→ **AIM OF THE EXERCISE**
The entries below are to be repeated exactly as they stand.

Saved entries:

┌──

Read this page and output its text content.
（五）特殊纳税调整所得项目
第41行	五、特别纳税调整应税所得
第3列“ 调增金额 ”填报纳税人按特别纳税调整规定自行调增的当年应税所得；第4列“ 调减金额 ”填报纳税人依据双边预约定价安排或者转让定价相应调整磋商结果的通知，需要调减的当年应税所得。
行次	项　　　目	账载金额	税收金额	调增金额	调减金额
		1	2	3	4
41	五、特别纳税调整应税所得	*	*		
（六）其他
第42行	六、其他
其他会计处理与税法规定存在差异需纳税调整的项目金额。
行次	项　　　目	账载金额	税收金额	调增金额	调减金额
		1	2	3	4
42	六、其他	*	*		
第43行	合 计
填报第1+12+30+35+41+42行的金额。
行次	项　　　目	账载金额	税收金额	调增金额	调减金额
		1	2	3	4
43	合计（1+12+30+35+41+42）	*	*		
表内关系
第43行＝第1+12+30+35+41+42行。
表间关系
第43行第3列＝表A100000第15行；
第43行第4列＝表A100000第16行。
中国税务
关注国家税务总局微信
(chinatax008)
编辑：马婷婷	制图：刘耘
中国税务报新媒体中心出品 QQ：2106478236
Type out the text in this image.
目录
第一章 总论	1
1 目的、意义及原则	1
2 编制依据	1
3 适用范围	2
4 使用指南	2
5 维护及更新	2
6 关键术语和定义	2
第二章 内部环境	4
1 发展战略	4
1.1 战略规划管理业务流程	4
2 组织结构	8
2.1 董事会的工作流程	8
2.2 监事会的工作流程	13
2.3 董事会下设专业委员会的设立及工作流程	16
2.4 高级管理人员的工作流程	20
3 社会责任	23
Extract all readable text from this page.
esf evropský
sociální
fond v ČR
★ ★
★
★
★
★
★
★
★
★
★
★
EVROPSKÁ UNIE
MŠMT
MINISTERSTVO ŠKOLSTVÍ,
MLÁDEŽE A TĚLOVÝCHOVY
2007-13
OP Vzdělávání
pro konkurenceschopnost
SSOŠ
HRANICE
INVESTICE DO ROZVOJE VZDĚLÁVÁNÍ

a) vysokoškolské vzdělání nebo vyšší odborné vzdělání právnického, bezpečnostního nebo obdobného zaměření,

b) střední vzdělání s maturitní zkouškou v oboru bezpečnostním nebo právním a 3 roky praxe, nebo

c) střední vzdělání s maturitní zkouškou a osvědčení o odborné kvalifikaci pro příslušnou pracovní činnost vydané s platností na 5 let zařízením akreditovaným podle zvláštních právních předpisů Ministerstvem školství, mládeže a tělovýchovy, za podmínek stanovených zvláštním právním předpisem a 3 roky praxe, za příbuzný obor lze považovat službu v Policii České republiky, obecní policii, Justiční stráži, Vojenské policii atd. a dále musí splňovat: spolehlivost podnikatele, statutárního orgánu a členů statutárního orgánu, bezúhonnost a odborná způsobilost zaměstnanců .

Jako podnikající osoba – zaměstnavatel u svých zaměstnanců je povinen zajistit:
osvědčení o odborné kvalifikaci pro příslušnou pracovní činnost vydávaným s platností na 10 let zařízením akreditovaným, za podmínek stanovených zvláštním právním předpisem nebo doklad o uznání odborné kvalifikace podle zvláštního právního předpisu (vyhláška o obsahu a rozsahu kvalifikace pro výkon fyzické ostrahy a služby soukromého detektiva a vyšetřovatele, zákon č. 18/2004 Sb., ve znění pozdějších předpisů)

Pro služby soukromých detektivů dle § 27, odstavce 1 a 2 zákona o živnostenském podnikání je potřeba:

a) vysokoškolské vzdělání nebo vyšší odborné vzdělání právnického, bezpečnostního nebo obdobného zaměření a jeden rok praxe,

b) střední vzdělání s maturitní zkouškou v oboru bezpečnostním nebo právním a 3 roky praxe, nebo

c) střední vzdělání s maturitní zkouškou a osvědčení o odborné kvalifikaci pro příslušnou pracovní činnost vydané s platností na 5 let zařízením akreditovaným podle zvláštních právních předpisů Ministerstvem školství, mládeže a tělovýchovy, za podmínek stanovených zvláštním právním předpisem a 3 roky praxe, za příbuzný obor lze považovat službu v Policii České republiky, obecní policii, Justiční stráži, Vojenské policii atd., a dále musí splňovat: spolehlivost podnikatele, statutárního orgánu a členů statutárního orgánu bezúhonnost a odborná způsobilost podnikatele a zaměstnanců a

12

└──

→ **SOLUTION**
Read this page and output its text content.
（五）特殊纳税调整所得项目
第41行	五、特别纳税调整应税所得
第3列“ 调增金额 ”填报纳税人按特别纳税调整规定自行调增的当年应税所得；第4列“ 调减金额 ”填报纳税人依据双边预约定价安排或者转让定价相应调整磋商结果的通知，需要调减的当年应税所得。
行次	项　　　目	账载金额	税收金额	调增金额	调减金额
		1	2	3	4
41	五、特别纳税调整应税所得	*	*		
（六）其他
第42行	六、其他
其他会计处理与税法规定存在差异需纳税调整的项目金额。
行次	项　　　目	账载金额	税收金额	调增金额	调减金额
		1	2	3	4
42	六、其他	*	*		
第43行	合 计
填报第1+12+30+35+41+42行的金额。
行次	项　　　目	账载金额	税收金额	调增金额	调减金额
		1	2	3	4
43	合计（1+12+30+35+41+42）	*	*		
表内关系
第43行＝第1+12+30+35+41+42行。
表间关系
第43行第3列＝表A100000第15行；
第43行第4列＝表A100000第16行。
中国税务
关注国家税务总局微信
(chinatax008)
编辑：马婷婷	制图：刘耘
中国税务报新媒体中心出品 QQ：2106478236
Type out the text in this image.
目录
第一章 总论	1
1 目的、意义及原则	1
2 编制依据	1
3 适用范围	2
4 使用指南	2
5 维护及更新	2
6 关键术语和定义	2
第二章 内部环境	4
1 发展战略	4
1.1 战略规划管理业务流程	4
2 组织结构	8
2.1 董事会的工作流程	8
2.2 监事会的工作流程	13
2.3 董事会下设专业委员会的设立及工作流程	16
2.4 高级管理人员的工作流程	20
3 社会责任	23
Extract all readable text from this page.
esf evropský
sociální
fond v ČR
★ ★
★
★
★
★
★
★
★
★
★
★
EVROPSKÁ UNIE
MŠMT
MINISTERSTVO ŠKOLSTVÍ,
MLÁDEŽE A TĚLOVÝCHOVY
2007-13
OP Vzdělávání
pro konkurenceschopnost
SSOŠ
HRANICE
INVESTICE DO ROZVOJE VZDĚLÁVÁNÍ

a) vysokoškolské vzdělání nebo vyšší odborné vzdělání právnického, bezpečnostního nebo obdobného zaměření,

b) střední vzdělání s maturitní zkouškou v oboru bezpečnostním nebo právním a 3 roky praxe, nebo

c) střední vzdělání s maturitní zkouškou a osvědčení o odborné kvalifikaci pro příslušnou pracovní činnost vydané s platností na 5 let zařízením akreditovaným podle zvláštních právních předpisů Ministerstvem školství, mládeže a tělovýchovy, za podmínek stanovených zvláštním právním předpisem a 3 roky praxe, za příbuzný obor lze považovat službu v Policii České republiky, obecní policii, Justiční stráži, Vojenské policii atd. a dále musí splňovat: spolehlivost podnikatele, statutárního orgánu a členů statutárního orgánu, bezúhonnost a odborná způsobilost zaměstnanců .

Jako podnikající osoba – zaměstnavatel u svých zaměstnanců je povinen zajistit:
osvědčení o odborné kvalifikaci pro příslušnou pracovní činnost vydávaným s platností na 10 let zařízením akreditovaným, za podmínek stanovených zvláštním právním předpisem nebo doklad o uznání odborné kvalifikace podle zvláštního právního předpisu (vyhláška o obsahu a rozsahu kvalifikace pro výkon fyzické ostrahy a služby soukromého detektiva a vyšetřovatele, zákon č. 18/2004 Sb., ve znění pozdějších předpisů)

Pro služby soukromých detektivů dle § 27, odstavce 1 a 2 zákona o živnostenském podnikání je potřeba:

a) vysokoškolské vzdělání nebo vyšší odborné vzdělání právnického, bezpečnostního nebo obdobného zaměření a jeden rok praxe,

b) střední vzdělání s maturitní zkouškou v oboru bezpečnostním nebo právním a 3 roky praxe, nebo

c) střední vzdělání s maturitní zkouškou a osvědčení o odborné kvalifikaci pro příslušnou pracovní činnost vydané s platností na 5 let zařízením akreditovaným podle zvláštních právních předpisů Ministerstvem školství, mládeže a tělovýchovy, za podmínek stanovených zvláštním právním předpisem a 3 roky praxe, za příbuzný obor lze považovat službu v Policii České republiky, obecní policii, Justiční stráži, Vojenské policii atd., a dále musí splňovat: spolehlivost podnikatele, statutárního orgánu a členů statutárního orgánu bezúhonnost a odborná způsobilost podnikatele a zaměstnanců a

12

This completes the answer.